*Supplied material*.

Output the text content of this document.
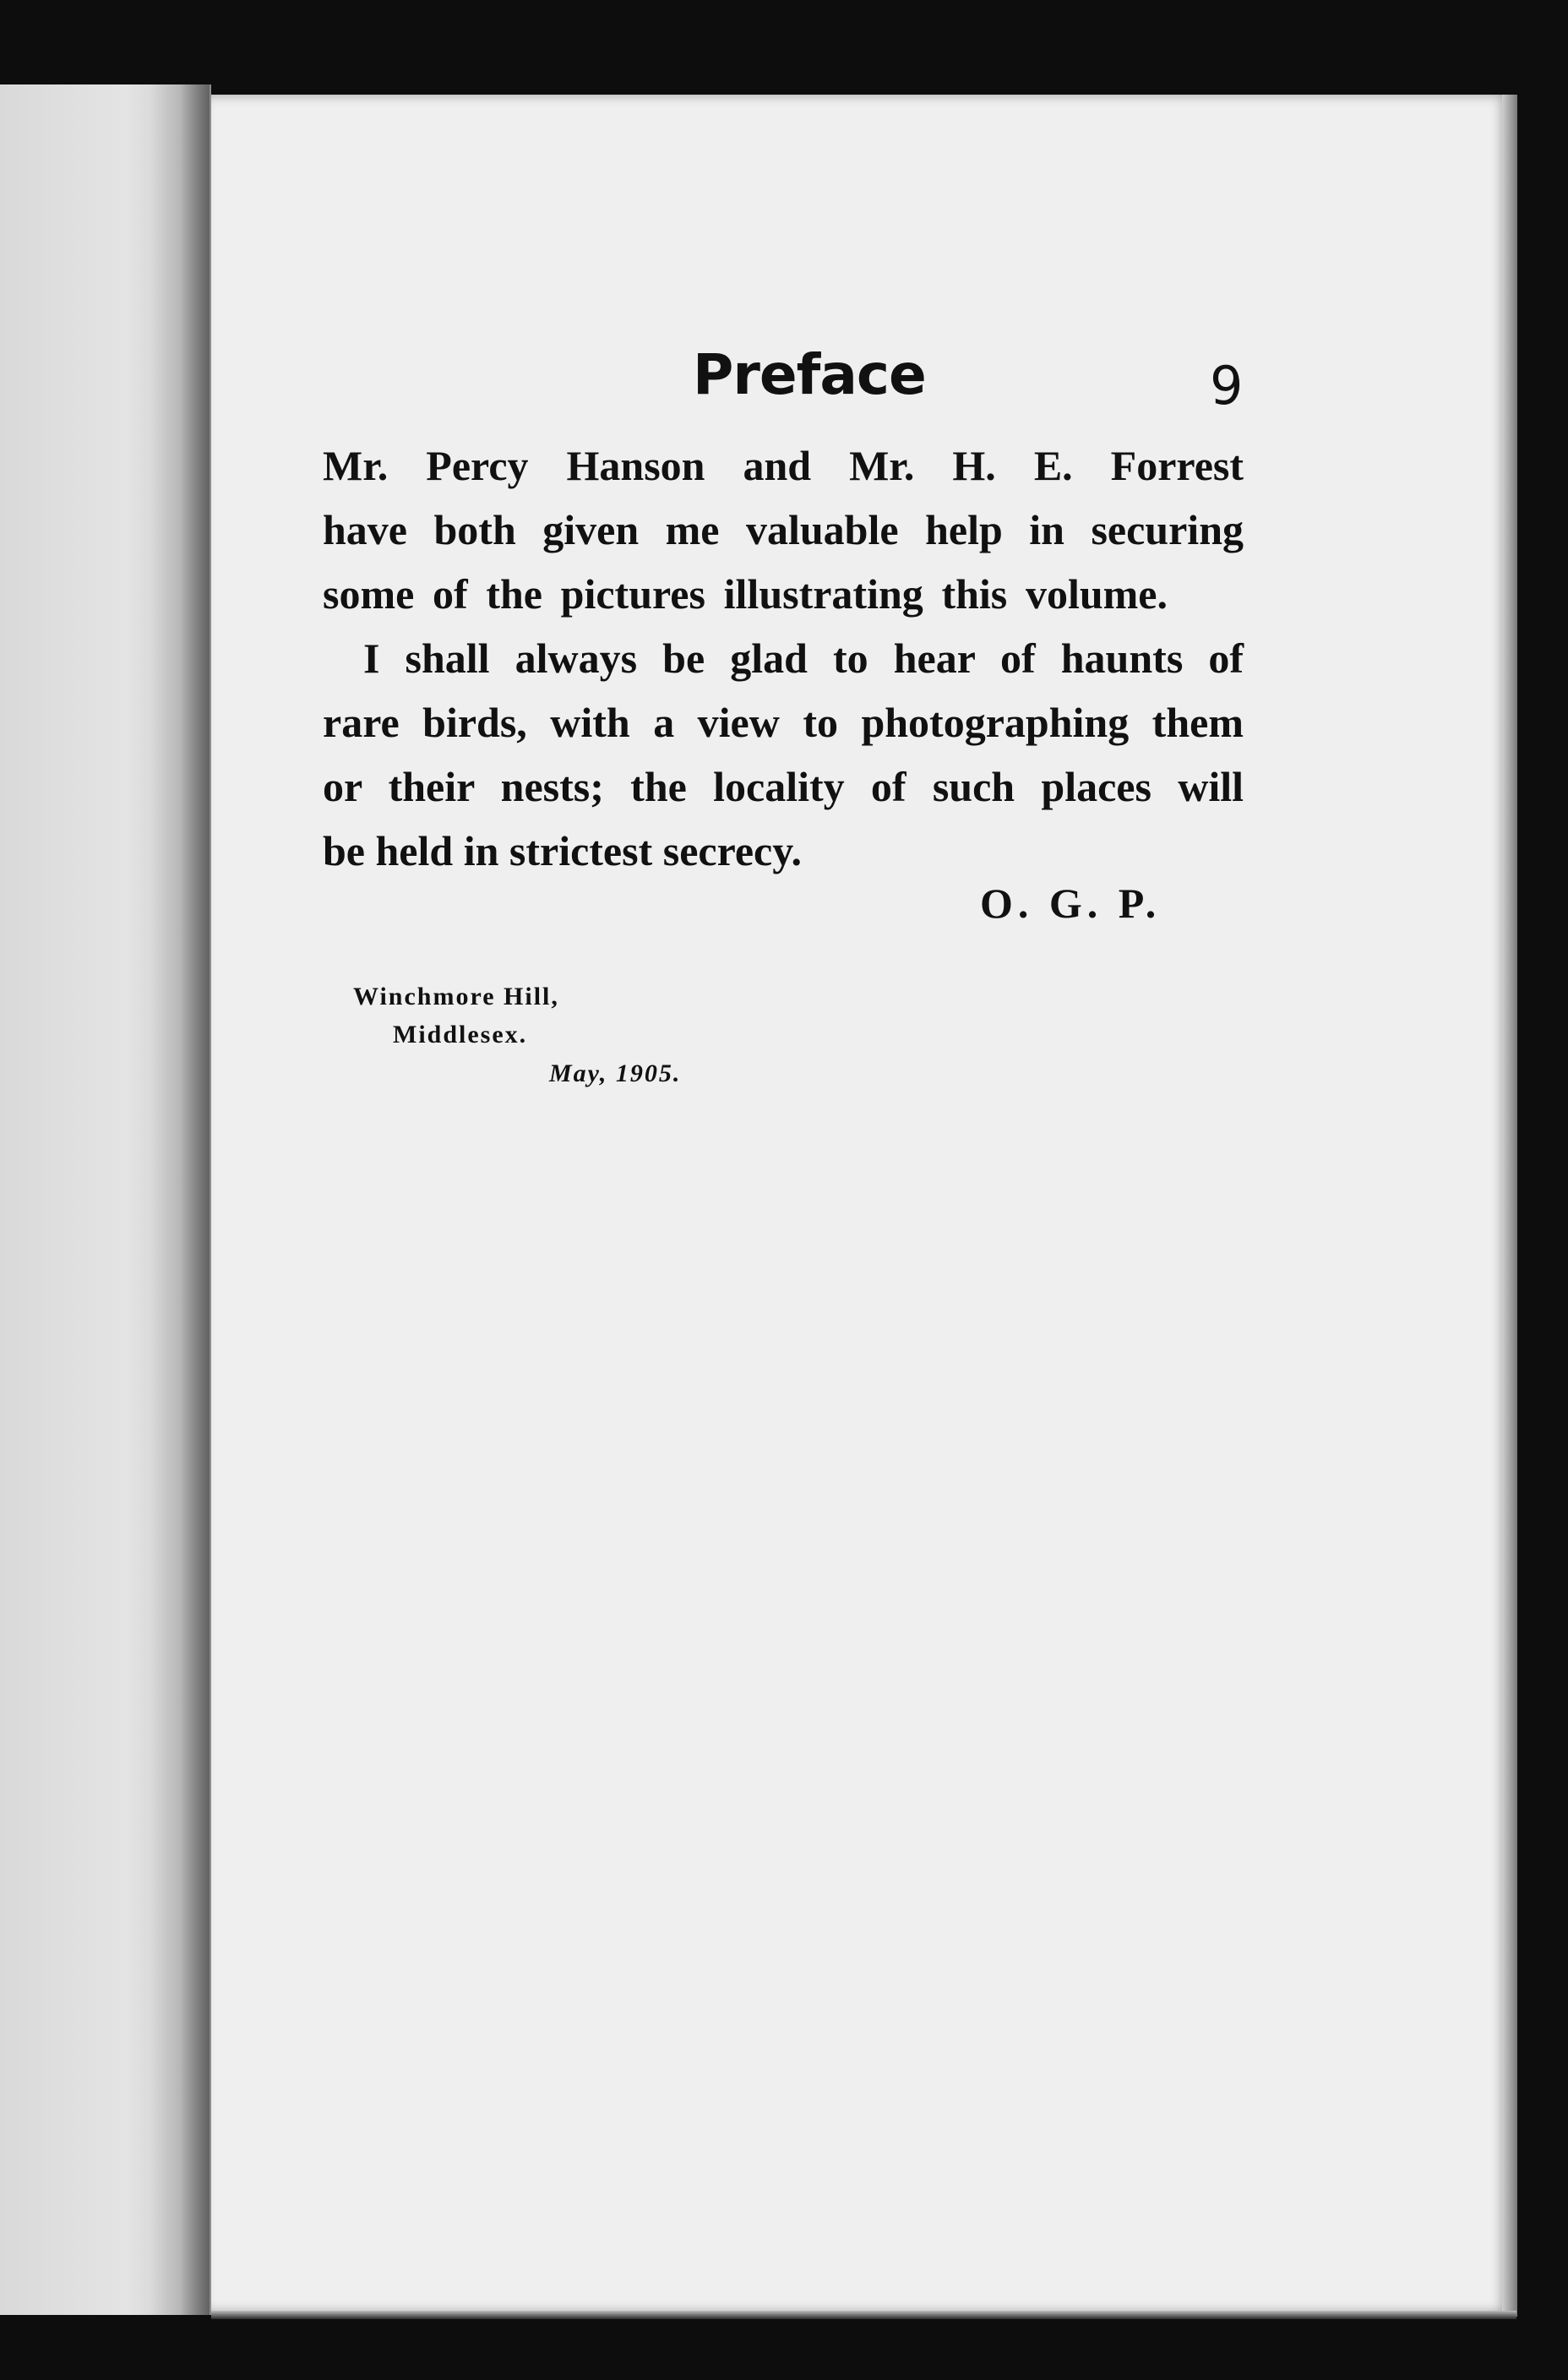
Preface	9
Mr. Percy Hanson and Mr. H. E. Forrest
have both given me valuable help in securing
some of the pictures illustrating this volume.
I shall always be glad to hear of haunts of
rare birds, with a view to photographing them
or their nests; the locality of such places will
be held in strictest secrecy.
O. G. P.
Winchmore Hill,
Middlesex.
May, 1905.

...

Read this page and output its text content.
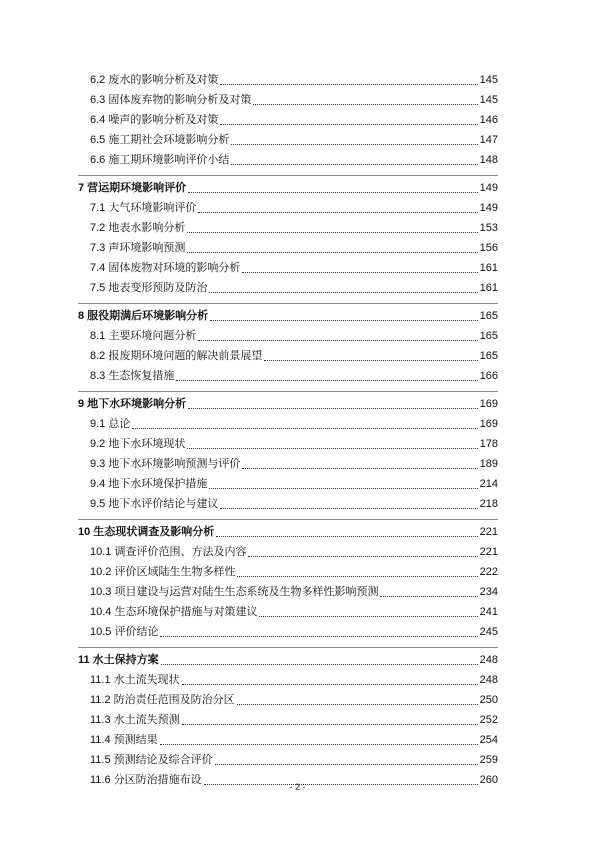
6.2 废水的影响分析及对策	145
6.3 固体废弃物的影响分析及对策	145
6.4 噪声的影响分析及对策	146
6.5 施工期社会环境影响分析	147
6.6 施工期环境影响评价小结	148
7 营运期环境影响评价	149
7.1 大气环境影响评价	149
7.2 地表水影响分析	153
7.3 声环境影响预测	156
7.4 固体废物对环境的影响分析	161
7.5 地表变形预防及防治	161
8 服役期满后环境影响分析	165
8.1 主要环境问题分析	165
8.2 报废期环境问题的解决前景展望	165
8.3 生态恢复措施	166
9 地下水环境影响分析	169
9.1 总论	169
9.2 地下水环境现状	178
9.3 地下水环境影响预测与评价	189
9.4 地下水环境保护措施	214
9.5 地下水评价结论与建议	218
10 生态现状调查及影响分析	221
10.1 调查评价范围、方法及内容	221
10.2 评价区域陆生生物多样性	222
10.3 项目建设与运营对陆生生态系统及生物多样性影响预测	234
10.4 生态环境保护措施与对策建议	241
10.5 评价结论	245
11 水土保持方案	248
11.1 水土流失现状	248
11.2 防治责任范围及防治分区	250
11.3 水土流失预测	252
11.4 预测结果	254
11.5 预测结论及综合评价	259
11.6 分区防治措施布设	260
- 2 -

...

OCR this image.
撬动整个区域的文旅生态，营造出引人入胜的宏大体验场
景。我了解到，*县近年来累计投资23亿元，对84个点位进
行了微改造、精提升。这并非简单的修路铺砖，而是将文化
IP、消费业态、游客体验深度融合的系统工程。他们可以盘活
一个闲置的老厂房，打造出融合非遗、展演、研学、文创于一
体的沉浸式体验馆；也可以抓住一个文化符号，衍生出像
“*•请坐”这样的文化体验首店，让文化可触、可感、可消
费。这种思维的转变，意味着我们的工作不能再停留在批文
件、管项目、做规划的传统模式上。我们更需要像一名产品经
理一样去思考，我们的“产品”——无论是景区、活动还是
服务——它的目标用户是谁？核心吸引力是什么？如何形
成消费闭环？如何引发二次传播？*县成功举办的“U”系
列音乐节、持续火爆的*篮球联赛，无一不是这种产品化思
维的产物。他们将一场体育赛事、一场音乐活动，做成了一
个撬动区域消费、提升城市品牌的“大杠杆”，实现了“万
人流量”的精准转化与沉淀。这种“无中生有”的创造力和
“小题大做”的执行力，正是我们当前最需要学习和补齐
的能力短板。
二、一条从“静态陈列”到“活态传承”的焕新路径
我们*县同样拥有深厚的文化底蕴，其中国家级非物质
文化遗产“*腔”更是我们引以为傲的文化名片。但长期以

*Task*. Looking at the records above, tally the lines holding "text" and reply with that number only.

*Solution for this task*. 2